* GIVEN REQUEST:
How many lines in this material include the string "values"? Answer with the number and nothing further.

* MATERIAL FOR THIS EXERCISE:
__________________________________________________
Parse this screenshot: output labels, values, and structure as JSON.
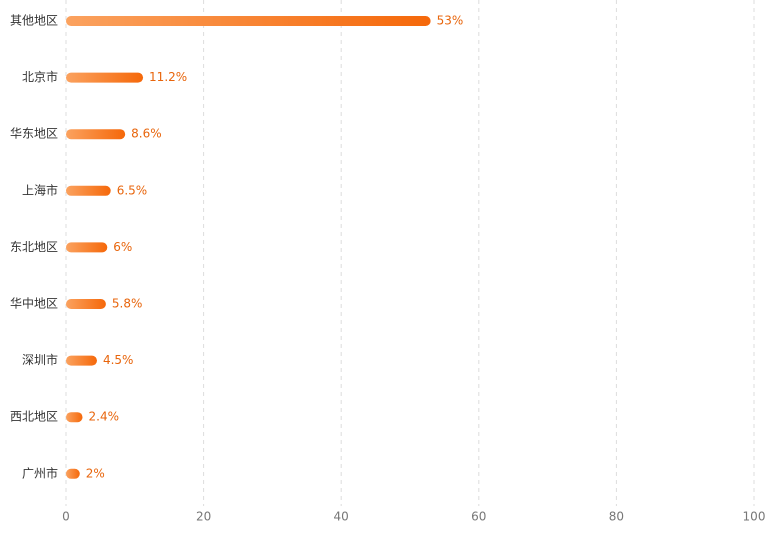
{
  "chart_data": {
    "type": "hbar",
    "categories": [
      "其他地区",
      "北京市",
      "华东地区",
      "上海市",
      "东北地区",
      "华中地区",
      "深圳市",
      "西北地区",
      "广州市"
    ],
    "values": [
      53,
      11.2,
      8.6,
      6.5,
      6,
      5.8,
      4.5,
      2.4,
      2
    ],
    "value_labels": [
      "53%",
      "11.2%",
      "8.6%",
      "6.5%",
      "6%",
      "5.8%",
      "4.5%",
      "2.4%",
      "2%"
    ],
    "color": [
      "#fba25f",
      "#f5680a"
    ],
    "label_color": "#e8650c",
    "xlim": [
      0,
      100
    ],
    "xticks": [
      0,
      20,
      40,
      60,
      80,
      100
    ],
    "grid": true
  }
}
__________________________________________________
* COMPLETE OUTPUT:
2